Stated problem
Single out the lines that include the word "this". Copy them.

Stored records
---------------
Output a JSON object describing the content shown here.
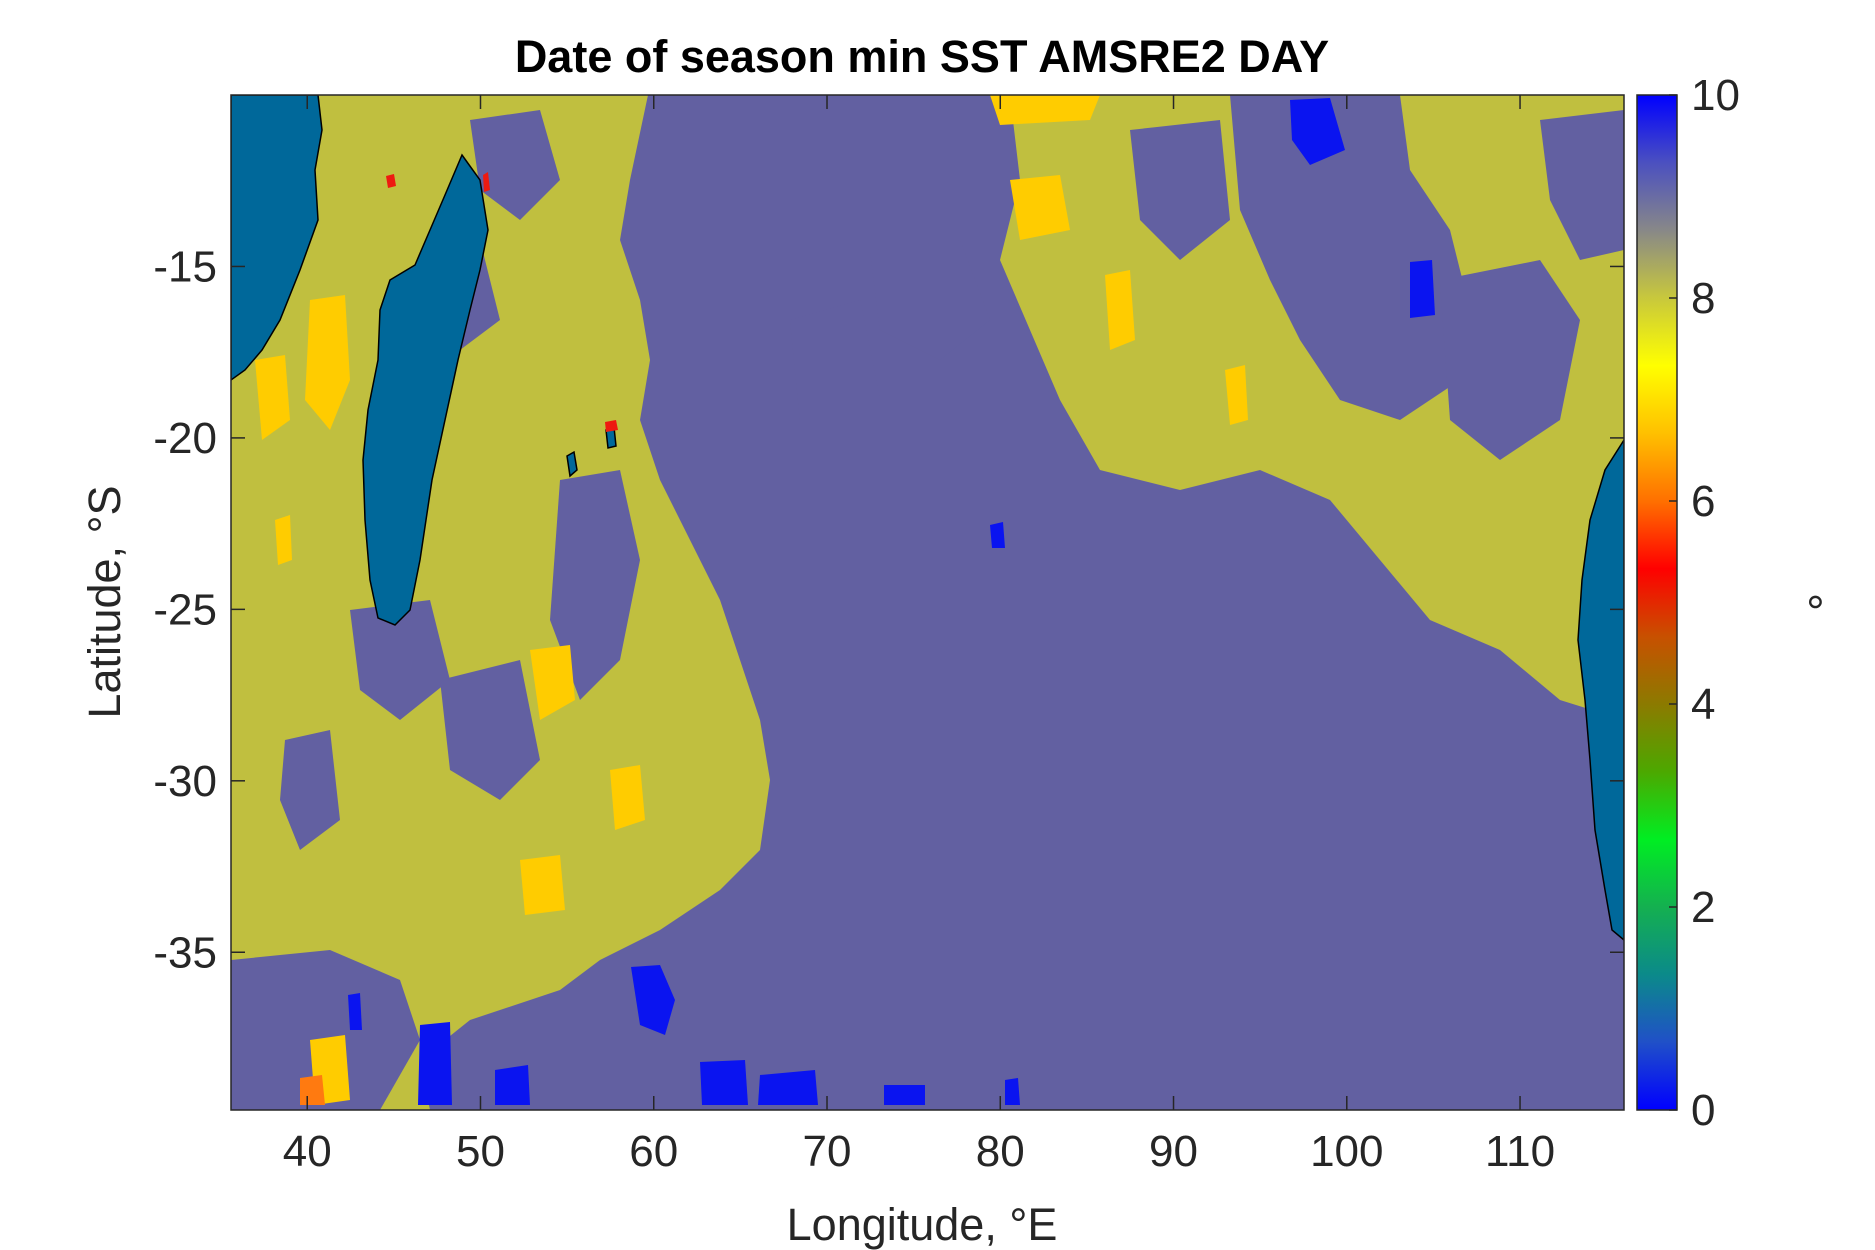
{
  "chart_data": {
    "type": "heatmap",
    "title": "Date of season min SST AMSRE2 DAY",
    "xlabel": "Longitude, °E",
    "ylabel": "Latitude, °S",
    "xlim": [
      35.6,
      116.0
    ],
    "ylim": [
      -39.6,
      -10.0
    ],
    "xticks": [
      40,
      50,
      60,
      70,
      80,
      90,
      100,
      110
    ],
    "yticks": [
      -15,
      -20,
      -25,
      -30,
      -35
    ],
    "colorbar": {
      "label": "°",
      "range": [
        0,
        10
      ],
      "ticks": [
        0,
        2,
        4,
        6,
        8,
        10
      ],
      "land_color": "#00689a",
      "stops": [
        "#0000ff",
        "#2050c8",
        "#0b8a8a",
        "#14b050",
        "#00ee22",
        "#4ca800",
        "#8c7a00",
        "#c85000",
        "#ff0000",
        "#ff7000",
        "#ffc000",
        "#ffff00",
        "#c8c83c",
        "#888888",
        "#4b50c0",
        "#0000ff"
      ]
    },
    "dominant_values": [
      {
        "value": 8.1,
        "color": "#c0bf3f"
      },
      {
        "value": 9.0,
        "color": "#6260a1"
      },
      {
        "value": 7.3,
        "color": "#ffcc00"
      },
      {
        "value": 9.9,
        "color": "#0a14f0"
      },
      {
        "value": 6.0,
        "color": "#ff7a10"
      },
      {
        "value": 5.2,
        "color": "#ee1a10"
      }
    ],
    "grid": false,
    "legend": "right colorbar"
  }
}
---------------
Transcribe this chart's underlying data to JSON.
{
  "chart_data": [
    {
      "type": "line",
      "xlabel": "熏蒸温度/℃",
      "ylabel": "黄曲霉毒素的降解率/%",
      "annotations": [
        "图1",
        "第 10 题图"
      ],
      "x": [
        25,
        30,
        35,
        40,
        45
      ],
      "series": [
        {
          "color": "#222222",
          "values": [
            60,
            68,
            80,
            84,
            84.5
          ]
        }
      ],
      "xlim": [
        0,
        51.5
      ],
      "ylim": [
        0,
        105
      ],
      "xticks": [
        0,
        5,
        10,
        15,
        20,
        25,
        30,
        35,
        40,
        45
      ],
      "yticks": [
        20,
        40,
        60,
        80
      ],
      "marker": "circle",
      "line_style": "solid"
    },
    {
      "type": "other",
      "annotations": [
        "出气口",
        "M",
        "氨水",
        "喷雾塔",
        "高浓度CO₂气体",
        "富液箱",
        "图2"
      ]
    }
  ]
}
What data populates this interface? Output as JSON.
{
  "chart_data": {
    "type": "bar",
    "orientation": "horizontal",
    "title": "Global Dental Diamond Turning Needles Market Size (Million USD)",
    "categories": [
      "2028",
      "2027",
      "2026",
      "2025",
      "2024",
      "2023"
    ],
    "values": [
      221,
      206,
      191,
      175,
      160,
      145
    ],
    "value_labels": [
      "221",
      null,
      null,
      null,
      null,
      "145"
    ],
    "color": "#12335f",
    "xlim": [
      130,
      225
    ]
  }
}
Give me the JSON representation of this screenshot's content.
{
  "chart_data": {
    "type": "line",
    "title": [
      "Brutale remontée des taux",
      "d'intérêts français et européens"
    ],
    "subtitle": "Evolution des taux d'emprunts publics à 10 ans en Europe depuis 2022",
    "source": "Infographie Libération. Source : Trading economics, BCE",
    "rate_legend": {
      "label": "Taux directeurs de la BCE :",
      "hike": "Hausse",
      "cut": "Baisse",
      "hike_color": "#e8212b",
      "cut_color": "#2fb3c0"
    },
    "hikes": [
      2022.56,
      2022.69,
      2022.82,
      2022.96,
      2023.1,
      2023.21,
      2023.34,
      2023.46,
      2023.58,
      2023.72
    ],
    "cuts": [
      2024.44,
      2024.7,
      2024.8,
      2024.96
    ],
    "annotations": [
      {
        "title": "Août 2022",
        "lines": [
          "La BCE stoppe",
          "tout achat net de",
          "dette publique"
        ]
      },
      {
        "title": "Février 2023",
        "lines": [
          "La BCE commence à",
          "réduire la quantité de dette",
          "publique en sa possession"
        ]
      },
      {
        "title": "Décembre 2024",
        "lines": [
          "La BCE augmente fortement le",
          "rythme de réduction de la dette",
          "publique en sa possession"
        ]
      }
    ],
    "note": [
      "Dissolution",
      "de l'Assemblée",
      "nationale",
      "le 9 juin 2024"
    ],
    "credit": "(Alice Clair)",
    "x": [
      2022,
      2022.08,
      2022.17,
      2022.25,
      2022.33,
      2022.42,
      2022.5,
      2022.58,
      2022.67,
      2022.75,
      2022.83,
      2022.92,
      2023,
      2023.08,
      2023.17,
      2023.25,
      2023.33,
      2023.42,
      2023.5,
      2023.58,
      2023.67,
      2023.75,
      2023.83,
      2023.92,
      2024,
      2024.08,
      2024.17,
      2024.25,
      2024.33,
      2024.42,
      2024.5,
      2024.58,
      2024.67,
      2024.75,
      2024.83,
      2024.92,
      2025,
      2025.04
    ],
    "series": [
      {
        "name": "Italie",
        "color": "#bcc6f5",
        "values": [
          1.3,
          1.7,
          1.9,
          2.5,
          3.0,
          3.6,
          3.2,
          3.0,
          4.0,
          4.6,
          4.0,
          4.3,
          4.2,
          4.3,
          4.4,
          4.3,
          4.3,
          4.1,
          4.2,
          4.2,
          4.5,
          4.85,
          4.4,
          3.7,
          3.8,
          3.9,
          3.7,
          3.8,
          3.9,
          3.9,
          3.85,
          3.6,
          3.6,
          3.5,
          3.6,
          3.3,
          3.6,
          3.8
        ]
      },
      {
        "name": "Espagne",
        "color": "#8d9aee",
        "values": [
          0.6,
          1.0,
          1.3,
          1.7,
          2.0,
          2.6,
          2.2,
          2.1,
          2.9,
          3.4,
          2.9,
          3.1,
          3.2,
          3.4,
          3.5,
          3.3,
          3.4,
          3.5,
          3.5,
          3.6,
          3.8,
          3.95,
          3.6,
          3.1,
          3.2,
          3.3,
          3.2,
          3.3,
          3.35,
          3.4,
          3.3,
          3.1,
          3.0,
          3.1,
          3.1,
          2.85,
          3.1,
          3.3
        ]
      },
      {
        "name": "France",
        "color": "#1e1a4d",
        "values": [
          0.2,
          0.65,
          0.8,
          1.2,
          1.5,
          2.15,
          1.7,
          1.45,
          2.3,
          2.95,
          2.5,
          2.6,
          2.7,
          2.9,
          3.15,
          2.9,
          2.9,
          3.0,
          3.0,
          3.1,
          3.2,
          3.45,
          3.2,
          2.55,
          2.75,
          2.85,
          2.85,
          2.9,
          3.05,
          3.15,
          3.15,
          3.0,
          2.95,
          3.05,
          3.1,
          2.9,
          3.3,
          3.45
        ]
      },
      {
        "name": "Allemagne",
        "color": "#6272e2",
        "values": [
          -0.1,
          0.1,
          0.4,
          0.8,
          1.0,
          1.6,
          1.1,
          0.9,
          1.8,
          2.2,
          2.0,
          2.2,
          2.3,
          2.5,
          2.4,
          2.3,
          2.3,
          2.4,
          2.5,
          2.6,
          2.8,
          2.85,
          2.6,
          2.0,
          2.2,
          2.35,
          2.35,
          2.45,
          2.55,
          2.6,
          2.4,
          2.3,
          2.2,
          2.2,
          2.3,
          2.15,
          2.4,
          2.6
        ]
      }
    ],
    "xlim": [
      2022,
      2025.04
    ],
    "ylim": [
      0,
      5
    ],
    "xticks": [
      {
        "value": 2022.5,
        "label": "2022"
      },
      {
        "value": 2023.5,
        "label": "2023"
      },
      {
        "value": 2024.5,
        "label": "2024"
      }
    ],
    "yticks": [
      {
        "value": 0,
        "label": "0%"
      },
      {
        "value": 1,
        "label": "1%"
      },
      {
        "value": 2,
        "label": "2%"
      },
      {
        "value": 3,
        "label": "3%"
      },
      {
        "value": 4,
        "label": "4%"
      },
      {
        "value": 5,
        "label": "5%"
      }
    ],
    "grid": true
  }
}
---------------
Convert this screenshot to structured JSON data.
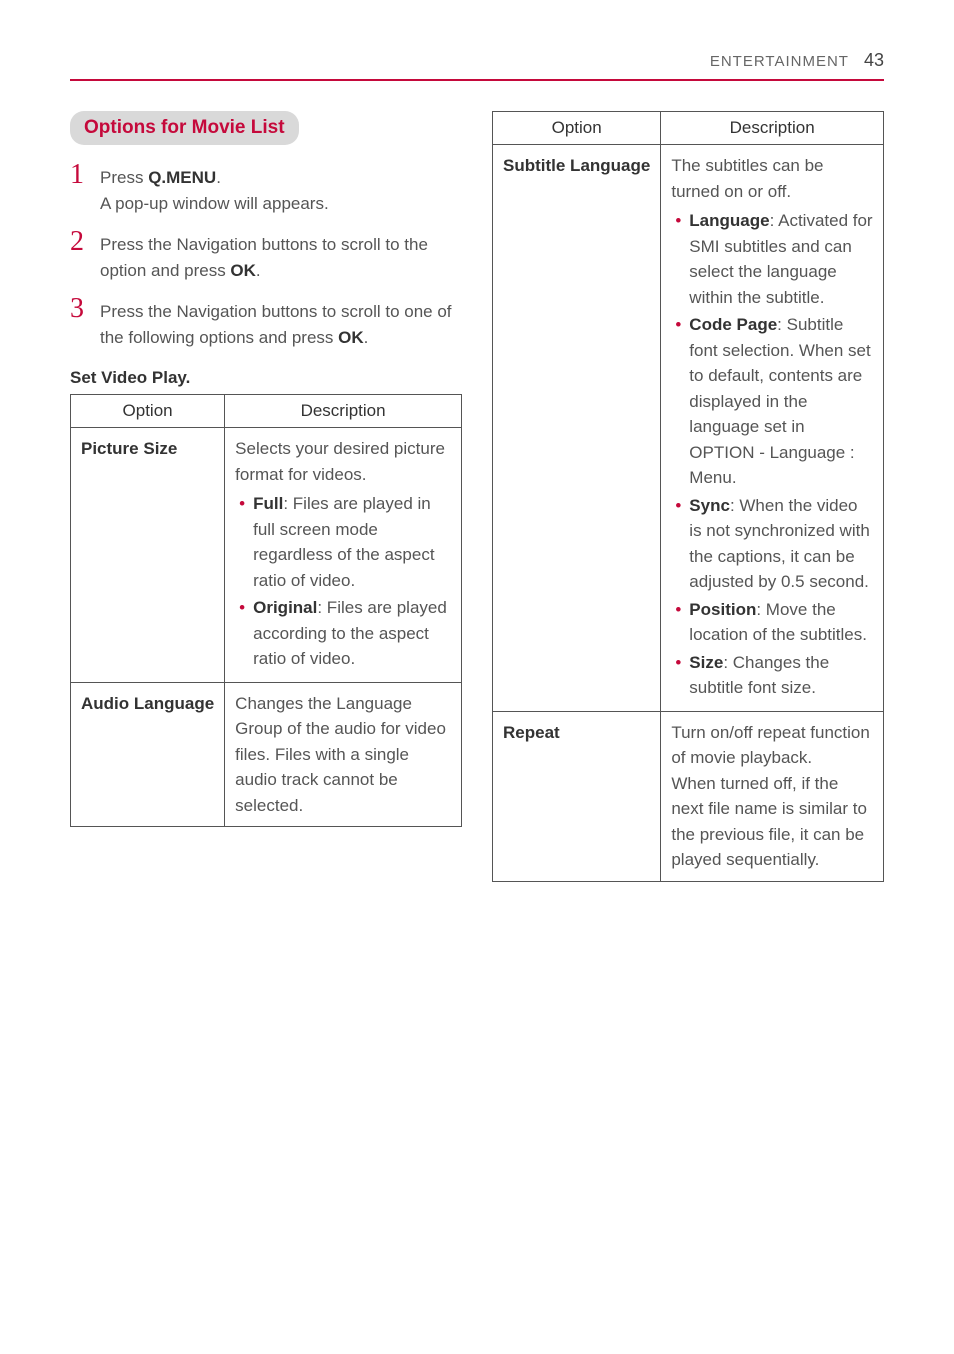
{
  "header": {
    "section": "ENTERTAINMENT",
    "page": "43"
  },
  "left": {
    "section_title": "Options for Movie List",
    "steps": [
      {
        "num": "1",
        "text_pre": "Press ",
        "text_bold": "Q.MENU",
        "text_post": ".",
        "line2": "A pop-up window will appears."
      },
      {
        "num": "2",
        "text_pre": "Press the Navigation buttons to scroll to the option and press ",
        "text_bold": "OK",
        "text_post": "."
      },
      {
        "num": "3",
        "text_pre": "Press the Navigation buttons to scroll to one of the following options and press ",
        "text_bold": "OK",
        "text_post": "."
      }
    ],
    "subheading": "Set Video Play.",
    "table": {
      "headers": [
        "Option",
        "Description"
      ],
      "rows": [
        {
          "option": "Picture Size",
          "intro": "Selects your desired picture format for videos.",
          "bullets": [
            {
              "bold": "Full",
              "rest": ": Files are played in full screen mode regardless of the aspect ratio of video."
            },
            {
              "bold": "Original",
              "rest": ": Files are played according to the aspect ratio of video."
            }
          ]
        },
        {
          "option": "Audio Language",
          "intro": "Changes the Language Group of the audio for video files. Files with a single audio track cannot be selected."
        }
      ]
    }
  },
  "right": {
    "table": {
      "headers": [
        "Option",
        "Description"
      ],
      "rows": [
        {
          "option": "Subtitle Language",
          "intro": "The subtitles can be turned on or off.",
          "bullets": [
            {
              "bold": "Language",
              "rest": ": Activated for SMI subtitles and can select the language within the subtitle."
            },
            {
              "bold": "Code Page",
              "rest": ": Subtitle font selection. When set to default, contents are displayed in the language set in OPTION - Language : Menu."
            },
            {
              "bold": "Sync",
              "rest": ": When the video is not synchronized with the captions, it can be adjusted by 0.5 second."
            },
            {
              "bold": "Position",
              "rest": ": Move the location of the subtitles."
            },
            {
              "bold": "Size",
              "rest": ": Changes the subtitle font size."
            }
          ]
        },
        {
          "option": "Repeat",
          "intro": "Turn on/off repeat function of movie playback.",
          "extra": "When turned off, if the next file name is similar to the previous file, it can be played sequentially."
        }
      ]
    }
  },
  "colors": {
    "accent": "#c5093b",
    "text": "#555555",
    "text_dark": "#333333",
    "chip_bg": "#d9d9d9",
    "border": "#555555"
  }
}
---------------
Task answer
Transcribe this chart's underlying data to JSON.
What data populates this interface? Output as JSON.
Give me the JSON representation of this screenshot's content.
Convert this screenshot to structured JSON data.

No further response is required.